Copy out, with no changes, the lines of the records below from the first line through the line containing "y-tick-label: 800K — [24, 156, 42, 164]", including both of those lines.

[Dataset records]
------------------------
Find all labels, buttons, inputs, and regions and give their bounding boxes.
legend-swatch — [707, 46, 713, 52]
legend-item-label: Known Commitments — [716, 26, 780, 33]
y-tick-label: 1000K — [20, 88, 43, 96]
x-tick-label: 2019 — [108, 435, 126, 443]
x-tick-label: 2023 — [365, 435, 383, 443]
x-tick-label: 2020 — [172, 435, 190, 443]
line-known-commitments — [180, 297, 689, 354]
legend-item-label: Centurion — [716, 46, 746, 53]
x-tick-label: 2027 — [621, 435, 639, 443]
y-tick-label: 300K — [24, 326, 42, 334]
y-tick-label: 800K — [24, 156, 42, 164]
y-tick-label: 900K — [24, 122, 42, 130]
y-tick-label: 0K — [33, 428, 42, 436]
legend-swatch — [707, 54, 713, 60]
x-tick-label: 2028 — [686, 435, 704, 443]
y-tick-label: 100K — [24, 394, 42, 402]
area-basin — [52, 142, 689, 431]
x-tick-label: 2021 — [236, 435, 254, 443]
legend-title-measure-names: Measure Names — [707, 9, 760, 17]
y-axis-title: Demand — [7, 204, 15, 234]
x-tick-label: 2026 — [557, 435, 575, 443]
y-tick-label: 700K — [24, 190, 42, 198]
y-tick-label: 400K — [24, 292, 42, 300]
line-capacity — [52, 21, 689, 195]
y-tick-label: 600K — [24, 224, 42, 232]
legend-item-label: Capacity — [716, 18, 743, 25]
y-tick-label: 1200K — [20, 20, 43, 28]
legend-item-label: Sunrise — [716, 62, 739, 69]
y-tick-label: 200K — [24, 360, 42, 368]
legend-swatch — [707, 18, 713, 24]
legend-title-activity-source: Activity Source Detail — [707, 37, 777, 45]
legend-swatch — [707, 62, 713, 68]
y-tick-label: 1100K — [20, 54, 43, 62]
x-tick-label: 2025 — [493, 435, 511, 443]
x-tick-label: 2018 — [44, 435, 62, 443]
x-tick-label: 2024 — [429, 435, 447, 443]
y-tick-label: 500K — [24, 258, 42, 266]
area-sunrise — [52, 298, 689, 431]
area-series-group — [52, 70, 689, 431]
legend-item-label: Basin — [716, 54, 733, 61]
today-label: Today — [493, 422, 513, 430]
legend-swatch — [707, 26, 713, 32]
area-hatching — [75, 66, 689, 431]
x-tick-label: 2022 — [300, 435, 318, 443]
------------------------
#### Result for this task:
Find all labels, buttons, inputs, and regions and give their bounding boxes.
legend-swatch — [707, 46, 713, 52]
legend-item-label: Known Commitments — [716, 26, 780, 33]
y-tick-label: 1000K — [20, 88, 43, 96]
x-tick-label: 2019 — [108, 435, 126, 443]
x-tick-label: 2023 — [365, 435, 383, 443]
x-tick-label: 2020 — [172, 435, 190, 443]
line-known-commitments — [180, 297, 689, 354]
legend-item-label: Centurion — [716, 46, 746, 53]
x-tick-label: 2027 — [621, 435, 639, 443]
y-tick-label: 300K — [24, 326, 42, 334]
y-tick-label: 800K — [24, 156, 42, 164]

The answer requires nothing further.